| Excerpt |
────────────────────

European Journal of Dermatology
MENUPredictive factors of response to vismodegib: a French study of 61 patients with multiple or locally advanced basal cell carcinoma Volume 32, numéro 3, May-June 2022
- Mots-clés : basal cell carcinoma, Gorlin syndrome, hedgehog pathway inhibitor, long-term, vismodegib
- DOI : 10.1684/ejd.2022.4264
- Page(s) : 401-7
- Année de parution : 2022
Background
Vismodegib is indicated for the treatment of advanced or metastatic basal cell carcinoma (BCC). The predictive factors of response to vismodegib have so far been poorly described.
Objectives
The primary objective was to determine the profile of patients responding to vismodegib and the duration of response. Secondary objectives were to assess whether there is a correlation between the duration of treatment and the risk of relapse, and to define factors associated with relapse.
Materials & Methods
We included 61 patients with locally advanced BCC (laBCC) or multiple BCC, treated with vismodegib (150 mg per day), from July 2011 to November 2015, in the Oncodermatology Department of Nantes University Hospital in France. Tumour response was assessed using Response Evaluation Criteria in Solid Tumours version 1.1.
Results
Thirty-nine patients had advanced BCC (64%) and 22 patients multiple BCC (36%), including 10 patients with Gorlin syndrome. No factor predicted response to vismodegib. The median progression-free survival (PFS) was 69.5 months for the total population. In multivariate analysis, multiple BCC was the only factor associated with an increased risk of relapse (HR: 13.80 [CI95%, 1.93-98.64, p < 0.01]). Treatment duration decreased the risk of relapse (HR 0.95 [CI95%, 0.90-0.99, p = 0.0467]). Among the 20 patients who experienced relapse during follow-up, 15 (75%) were re-treated with vismodegib, with a response rate of 66%.
Conclusion
Although we were unable to establish predictive factors for the response to vismodegib, we demonstrate for the first time that increased treatment duration correlates with a decreased risk of relapse.

────────────────────

| Record excerpts |
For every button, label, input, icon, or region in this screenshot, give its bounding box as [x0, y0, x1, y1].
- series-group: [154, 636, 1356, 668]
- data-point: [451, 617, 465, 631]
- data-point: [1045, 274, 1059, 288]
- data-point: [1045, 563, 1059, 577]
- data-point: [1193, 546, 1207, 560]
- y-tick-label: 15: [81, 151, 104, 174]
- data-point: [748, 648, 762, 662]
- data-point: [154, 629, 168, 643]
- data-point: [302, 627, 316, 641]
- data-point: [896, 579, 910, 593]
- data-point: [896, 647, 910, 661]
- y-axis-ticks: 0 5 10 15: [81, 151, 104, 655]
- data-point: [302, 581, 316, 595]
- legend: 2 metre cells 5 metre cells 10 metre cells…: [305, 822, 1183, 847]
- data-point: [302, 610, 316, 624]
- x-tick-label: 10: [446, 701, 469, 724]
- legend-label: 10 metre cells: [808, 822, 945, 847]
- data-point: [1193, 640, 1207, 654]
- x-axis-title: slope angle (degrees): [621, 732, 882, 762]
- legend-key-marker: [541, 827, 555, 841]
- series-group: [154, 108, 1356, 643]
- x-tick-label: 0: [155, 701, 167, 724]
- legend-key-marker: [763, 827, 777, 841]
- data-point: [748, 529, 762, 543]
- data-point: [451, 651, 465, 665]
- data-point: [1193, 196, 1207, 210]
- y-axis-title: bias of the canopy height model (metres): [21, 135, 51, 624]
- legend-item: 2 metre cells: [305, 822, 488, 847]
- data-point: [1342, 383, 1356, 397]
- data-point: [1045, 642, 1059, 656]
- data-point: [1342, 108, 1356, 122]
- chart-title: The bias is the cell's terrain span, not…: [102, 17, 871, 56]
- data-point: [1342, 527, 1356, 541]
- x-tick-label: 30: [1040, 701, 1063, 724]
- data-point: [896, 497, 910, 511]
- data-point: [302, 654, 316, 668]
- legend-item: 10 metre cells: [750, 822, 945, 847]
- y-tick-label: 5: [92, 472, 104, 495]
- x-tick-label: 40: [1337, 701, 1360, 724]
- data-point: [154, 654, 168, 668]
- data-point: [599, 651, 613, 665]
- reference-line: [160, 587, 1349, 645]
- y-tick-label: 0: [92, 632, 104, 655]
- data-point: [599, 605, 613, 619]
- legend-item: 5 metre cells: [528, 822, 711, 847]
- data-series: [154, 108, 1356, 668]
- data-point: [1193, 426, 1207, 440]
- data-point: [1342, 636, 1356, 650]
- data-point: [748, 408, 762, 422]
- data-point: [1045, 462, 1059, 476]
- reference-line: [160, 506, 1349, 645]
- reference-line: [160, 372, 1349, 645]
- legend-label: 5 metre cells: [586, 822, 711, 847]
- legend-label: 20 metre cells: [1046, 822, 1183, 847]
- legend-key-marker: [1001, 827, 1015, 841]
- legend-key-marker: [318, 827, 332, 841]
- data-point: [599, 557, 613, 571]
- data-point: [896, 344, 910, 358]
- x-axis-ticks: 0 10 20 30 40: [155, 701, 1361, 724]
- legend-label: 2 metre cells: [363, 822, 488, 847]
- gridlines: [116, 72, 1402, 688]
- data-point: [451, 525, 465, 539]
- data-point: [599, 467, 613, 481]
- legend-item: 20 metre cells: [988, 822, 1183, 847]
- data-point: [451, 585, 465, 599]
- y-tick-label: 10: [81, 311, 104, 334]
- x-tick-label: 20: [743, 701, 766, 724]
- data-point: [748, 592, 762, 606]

────────────────────

Summarize the vismodegib study abstract in two sentences. The data has no connection to the abstract.

| Exercise solution |
A study of 61 patients with locally advanced or multiple basal cell carcinoma, treated with vismodegib in the Oncodermatology Department of Nantes University Hospital, found no factor that predicted response to the drug. Multiple basal cell carcinoma was the only factor associated with an increased risk of relapse, and a longer treatment duration correlated with a decreased risk of relapse.